Data records
——————
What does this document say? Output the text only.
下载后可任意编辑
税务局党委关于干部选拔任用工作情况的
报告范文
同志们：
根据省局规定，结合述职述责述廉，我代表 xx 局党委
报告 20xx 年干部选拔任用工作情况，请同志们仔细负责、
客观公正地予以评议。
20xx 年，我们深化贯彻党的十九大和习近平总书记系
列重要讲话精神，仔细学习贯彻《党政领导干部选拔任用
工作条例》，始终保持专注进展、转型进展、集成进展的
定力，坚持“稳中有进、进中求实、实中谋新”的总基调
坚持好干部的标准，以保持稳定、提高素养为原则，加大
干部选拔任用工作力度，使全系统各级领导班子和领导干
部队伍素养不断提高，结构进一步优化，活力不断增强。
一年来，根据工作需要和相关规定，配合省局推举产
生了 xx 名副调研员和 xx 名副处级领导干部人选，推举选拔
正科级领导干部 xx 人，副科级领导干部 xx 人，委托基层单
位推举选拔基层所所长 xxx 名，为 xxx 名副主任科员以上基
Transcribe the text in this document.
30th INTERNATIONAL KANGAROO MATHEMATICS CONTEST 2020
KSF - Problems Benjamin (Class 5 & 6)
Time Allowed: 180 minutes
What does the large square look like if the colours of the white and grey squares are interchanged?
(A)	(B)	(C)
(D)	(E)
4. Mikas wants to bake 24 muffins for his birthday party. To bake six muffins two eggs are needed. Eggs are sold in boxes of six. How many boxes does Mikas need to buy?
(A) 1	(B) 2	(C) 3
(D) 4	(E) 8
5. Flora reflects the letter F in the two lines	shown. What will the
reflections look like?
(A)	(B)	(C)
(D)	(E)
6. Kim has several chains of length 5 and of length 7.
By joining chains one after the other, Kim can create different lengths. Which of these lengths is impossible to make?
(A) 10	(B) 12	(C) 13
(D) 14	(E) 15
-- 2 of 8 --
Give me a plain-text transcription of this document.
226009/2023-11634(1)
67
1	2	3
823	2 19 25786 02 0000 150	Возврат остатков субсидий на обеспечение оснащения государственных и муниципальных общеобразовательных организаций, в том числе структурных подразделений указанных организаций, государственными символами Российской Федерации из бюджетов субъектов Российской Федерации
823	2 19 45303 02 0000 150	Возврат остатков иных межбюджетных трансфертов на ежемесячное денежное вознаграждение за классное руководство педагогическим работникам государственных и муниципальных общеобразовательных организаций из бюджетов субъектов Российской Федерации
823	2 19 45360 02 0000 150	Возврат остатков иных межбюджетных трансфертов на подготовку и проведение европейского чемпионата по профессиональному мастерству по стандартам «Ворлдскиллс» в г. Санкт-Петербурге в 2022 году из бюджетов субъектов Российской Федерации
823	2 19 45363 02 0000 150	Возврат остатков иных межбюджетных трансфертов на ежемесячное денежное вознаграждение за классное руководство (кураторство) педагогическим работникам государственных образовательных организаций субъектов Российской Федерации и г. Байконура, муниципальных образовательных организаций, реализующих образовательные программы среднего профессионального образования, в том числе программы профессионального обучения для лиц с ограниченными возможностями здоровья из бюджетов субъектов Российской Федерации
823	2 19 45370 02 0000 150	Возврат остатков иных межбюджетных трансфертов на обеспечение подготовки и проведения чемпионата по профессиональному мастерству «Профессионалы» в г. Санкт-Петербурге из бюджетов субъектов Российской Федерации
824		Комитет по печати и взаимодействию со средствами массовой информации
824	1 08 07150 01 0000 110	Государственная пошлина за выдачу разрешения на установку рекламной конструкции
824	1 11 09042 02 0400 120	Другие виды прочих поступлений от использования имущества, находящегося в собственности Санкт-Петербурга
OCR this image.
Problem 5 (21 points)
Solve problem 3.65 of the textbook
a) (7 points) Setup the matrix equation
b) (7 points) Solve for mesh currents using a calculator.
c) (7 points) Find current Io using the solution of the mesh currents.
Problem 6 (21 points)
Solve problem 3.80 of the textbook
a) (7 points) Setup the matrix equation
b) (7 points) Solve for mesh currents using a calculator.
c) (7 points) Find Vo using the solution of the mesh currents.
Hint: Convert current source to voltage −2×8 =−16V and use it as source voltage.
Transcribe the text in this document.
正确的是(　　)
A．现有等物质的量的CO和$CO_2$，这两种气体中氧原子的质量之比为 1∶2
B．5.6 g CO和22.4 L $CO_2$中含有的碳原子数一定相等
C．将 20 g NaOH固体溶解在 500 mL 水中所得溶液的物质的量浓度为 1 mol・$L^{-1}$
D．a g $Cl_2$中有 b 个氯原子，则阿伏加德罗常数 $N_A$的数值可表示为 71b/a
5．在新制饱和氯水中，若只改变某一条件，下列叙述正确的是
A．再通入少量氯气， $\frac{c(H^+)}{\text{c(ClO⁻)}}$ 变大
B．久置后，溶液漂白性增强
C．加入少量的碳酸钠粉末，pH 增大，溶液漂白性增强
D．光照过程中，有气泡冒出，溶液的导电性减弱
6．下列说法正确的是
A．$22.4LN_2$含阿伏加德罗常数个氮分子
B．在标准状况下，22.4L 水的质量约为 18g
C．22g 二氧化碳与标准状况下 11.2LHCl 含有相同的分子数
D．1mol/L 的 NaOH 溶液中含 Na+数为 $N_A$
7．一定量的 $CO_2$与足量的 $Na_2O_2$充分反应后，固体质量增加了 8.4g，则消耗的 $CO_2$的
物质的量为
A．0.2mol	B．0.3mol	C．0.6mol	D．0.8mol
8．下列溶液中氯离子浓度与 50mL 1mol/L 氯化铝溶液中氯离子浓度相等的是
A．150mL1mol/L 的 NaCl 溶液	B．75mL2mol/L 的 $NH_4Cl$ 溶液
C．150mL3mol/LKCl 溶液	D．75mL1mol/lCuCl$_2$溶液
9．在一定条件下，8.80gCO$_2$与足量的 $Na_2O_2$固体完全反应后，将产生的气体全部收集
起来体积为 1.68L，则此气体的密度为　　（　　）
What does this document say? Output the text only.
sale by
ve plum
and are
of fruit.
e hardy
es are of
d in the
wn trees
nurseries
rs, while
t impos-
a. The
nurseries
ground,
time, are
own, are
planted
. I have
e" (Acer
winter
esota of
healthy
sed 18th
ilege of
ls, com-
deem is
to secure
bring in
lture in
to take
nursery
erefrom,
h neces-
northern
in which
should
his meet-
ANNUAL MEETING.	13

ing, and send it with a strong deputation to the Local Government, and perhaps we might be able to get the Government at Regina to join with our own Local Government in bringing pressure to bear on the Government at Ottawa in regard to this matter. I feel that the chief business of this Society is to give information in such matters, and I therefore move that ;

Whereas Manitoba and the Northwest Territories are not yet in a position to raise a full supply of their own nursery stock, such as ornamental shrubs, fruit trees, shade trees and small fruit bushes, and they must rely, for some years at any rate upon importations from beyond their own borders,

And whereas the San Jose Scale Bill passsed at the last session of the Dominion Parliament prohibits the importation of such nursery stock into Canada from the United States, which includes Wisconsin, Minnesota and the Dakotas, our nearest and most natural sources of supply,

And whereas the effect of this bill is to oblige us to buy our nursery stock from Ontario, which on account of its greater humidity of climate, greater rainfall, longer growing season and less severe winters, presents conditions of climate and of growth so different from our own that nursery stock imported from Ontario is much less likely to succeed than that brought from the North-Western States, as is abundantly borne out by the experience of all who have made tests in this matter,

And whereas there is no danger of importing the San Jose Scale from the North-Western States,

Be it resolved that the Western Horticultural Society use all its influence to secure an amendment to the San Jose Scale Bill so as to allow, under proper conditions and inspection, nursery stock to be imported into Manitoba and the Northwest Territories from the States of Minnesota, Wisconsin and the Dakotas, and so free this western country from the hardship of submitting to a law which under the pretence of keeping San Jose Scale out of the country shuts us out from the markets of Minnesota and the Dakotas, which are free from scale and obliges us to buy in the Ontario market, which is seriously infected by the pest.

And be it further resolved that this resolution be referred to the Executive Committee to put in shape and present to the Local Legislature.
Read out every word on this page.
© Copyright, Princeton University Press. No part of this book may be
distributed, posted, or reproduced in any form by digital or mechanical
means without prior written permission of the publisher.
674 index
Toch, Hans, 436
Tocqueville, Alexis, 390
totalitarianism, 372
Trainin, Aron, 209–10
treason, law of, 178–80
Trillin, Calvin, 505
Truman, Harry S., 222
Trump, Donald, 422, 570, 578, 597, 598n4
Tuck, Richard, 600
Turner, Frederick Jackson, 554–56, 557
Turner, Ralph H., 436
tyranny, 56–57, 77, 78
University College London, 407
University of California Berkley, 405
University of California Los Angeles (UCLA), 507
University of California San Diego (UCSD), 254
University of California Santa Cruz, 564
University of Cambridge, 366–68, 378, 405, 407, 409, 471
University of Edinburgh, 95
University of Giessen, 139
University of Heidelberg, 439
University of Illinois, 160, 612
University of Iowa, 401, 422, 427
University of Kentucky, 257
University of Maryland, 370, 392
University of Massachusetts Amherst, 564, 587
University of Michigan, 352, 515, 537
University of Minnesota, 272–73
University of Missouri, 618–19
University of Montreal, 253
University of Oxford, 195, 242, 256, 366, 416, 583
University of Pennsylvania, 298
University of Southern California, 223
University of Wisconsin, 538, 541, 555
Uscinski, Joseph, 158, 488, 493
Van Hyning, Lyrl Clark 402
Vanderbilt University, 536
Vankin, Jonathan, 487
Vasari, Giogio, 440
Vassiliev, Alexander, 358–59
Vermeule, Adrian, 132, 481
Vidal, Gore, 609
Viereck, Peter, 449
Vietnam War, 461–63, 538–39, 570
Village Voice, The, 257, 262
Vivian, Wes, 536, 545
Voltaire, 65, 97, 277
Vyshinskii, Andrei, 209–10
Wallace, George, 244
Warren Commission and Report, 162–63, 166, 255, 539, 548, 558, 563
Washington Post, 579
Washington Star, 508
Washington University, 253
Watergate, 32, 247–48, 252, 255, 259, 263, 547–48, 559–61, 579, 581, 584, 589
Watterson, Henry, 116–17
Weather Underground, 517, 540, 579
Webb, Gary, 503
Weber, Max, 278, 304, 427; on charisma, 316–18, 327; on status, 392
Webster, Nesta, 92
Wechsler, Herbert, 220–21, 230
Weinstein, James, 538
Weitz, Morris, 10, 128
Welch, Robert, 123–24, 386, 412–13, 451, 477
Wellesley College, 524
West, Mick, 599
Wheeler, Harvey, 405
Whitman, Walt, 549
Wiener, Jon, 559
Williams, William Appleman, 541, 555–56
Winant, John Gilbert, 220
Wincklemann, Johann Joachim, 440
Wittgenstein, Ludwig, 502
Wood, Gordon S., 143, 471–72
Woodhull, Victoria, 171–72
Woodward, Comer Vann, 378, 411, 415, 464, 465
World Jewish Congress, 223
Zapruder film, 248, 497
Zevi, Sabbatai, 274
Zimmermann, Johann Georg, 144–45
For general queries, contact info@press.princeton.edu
——————
Search the data for "trees". Copy every matching line.

[Written response]
wn trees
Whereas Manitoba and the Northwest Territories are not yet in a position to raise a full supply of their own nursery stock, such as ornamental shrubs, fruit trees, shade trees and small fruit bushes, and they must rely, for some years at any rate upon importations from beyond their own borders,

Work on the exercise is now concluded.